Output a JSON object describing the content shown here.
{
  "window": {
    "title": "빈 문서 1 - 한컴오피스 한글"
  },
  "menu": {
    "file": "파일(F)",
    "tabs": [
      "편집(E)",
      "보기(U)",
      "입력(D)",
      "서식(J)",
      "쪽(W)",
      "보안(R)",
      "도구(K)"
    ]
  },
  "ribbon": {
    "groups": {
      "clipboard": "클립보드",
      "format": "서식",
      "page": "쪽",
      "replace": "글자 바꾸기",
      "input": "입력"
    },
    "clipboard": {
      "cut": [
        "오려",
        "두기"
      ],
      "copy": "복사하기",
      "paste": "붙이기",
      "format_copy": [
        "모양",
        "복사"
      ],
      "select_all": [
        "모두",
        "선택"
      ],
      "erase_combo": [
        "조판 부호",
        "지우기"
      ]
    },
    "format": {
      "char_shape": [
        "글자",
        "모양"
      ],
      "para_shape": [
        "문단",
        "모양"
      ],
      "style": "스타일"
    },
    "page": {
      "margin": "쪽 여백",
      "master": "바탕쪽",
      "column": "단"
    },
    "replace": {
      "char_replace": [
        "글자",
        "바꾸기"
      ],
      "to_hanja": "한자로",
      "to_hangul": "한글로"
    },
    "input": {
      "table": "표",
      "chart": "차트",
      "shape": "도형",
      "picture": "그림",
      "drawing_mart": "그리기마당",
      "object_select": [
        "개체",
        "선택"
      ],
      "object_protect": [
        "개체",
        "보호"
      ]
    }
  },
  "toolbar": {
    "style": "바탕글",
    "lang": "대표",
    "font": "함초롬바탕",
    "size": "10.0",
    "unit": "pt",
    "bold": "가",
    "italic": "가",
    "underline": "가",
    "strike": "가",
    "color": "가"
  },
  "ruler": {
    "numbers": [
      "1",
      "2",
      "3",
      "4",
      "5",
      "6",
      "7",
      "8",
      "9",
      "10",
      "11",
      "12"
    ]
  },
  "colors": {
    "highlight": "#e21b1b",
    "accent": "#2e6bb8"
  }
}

[Request]
Once more, set down the full listing, verbatim.

[Finished answer]
Output a JSON object describing the content shown here.
{
  "window": {
    "title": "빈 문서 1 - 한컴오피스 한글"
  },
  "menu": {
    "file": "파일(F)",
    "tabs": [
      "편집(E)",
      "보기(U)",
      "입력(D)",
      "서식(J)",
      "쪽(W)",
      "보안(R)",
      "도구(K)"
    ]
  },
  "ribbon": {
    "groups": {
      "clipboard": "클립보드",
      "format": "서식",
      "page": "쪽",
      "replace": "글자 바꾸기",
      "input": "입력"
    },
    "clipboard": {
      "cut": [
        "오려",
        "두기"
      ],
      "copy": "복사하기",
      "paste": "붙이기",
      "format_copy": [
        "모양",
        "복사"
      ],
      "select_all": [
        "모두",
        "선택"
      ],
      "erase_combo": [
        "조판 부호",
        "지우기"
      ]
    },
    "format": {
      "char_shape": [
        "글자",
        "모양"
      ],
      "para_shape": [
        "문단",
        "모양"
      ],
      "style": "스타일"
    },
    "page": {
      "margin": "쪽 여백",
      "master": "바탕쪽",
      "column": "단"
    },
    "replace": {
      "char_replace": [
        "글자",
        "바꾸기"
      ],
      "to_hanja": "한자로",
      "to_hangul": "한글로"
    },
    "input": {
      "table": "표",
      "chart": "차트",
      "shape": "도형",
      "picture": "그림",
      "drawing_mart": "그리기마당",
      "object_select": [
        "개체",
        "선택"
      ],
      "object_protect": [
        "개체",
        "보호"
      ]
    }
  },
  "toolbar": {
    "style": "바탕글",
    "lang": "대표",
    "font": "함초롬바탕",
    "size": "10.0",
    "unit": "pt",
    "bold": "가",
    "italic": "가",
    "underline": "가",
    "strike": "가",
    "color": "가"
  },
  "ruler": {
    "numbers": [
      "1",
      "2",
      "3",
      "4",
      "5",
      "6",
      "7",
      "8",
      "9",
      "10",
      "11",
      "12"
    ]
  },
  "colors": {
    "highlight": "#e21b1b",
    "accent": "#2e6bb8"
  }
}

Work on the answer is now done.